In a recent essay, she describes her visit to the land her forebears inhabited in Palestine for generations before they were driven into exile on the eve of Israel’s creation (New Lines Magazine, 2023).
Dr. Daoudy has featured in Al Jazeera documentary series, The New Humanitarian, The Hindu, Foreign Policy, Al Monitor, L ‘Orient Le Jour, Carnegie Strategic Europe Forum, the Wall Street Journal, Agence France Presse, Vice Arabia, BBC World Service and NewsNight, Jazeera, France 24 and other news media. She has also contributed to a series of podcasts, such as Syria Alternatives, Duck of Minerva, The Fire These Times, Centre Arabe de Recherches et Etudes Politiques (CAREP), CSIS Babel, Chatham House UnderCurrents, SEPADPod and others.

▶ Tasks to carry out
1. Summarize the biographical passage about Dr. Daoudy in two sentences.
2. According to the biographical passage about Dr. Daoudy, in which publication and year did the essay about the visit to Palestine appear?
3. Write the next part of the biographical passage about Dr. Daoudy, starting after its final sentence.

Document structure recognition data
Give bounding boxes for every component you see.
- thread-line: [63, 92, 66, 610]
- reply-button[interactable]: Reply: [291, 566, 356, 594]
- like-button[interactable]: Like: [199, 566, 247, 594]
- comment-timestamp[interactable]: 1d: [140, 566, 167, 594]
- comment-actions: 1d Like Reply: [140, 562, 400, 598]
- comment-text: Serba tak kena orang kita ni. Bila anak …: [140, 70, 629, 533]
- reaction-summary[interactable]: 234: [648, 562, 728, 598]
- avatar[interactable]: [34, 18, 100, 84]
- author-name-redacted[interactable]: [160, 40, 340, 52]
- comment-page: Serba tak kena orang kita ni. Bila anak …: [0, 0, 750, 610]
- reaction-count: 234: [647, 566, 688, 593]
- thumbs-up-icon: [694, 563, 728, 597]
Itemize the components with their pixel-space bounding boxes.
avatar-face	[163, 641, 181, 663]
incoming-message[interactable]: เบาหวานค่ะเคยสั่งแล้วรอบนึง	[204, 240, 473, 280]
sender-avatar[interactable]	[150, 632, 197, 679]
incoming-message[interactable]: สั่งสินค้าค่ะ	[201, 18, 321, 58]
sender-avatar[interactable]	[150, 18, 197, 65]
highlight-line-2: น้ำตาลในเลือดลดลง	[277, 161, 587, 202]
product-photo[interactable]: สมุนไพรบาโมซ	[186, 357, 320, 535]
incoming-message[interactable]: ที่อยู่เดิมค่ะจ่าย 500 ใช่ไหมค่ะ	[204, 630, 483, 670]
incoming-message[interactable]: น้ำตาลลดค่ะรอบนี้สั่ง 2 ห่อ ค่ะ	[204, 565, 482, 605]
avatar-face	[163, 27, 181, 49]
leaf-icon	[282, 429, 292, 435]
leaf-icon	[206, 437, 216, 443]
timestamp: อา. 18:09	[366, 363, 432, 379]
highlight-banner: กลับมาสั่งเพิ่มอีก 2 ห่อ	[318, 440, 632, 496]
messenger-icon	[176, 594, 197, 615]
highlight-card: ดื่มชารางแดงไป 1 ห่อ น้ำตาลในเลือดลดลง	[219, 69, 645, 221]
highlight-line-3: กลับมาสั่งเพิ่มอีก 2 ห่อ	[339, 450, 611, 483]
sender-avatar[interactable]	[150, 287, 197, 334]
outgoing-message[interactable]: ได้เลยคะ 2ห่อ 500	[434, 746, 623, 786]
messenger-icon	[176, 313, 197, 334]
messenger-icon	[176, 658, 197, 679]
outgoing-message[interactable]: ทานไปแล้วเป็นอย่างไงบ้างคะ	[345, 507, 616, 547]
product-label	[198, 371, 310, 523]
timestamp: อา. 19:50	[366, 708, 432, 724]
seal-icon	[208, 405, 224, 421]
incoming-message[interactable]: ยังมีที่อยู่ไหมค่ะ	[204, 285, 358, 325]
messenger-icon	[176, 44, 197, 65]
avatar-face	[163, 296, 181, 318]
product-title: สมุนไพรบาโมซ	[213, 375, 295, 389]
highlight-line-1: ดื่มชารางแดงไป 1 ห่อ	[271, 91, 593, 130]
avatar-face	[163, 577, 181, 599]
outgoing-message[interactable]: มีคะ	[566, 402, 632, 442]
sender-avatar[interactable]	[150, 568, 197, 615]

▶ Numbered answers
1. A recent essay in New Lines Magazine (2023) describes a visit to the land in Palestine that the writer's forebears inhabited for generations before they were driven into exile on the eve of Israel's creation. Dr. Daoudy has featured in news media such as Al Jazeera, the Wall Street Journal, and BBC World Service, and has contributed to podcasts including Syria Alternatives, Duck of Minerva, and Chatham House UnderCurrents.

2. New Lines Magazine, 2023.

3.
She is a member of the Academic Advisory Board at the Arab Center Washington DC. She was previously a non-resident scholar with the Malcolm H. Kerr Carnegie Middle East Center (Beirut, Lebanon) where she led the climate change, conflict and governance project. She has collaborated with the UNESCO-World Water Assessment Program (WWAP), the UN-ESCWA (UN Social and Economic Commission for Western Asia, Beirut) and advised the United Nations Development Program (UNDP, Jerusalem) on Palestinian water rights in the Israel-Palestine peace and water negotiations.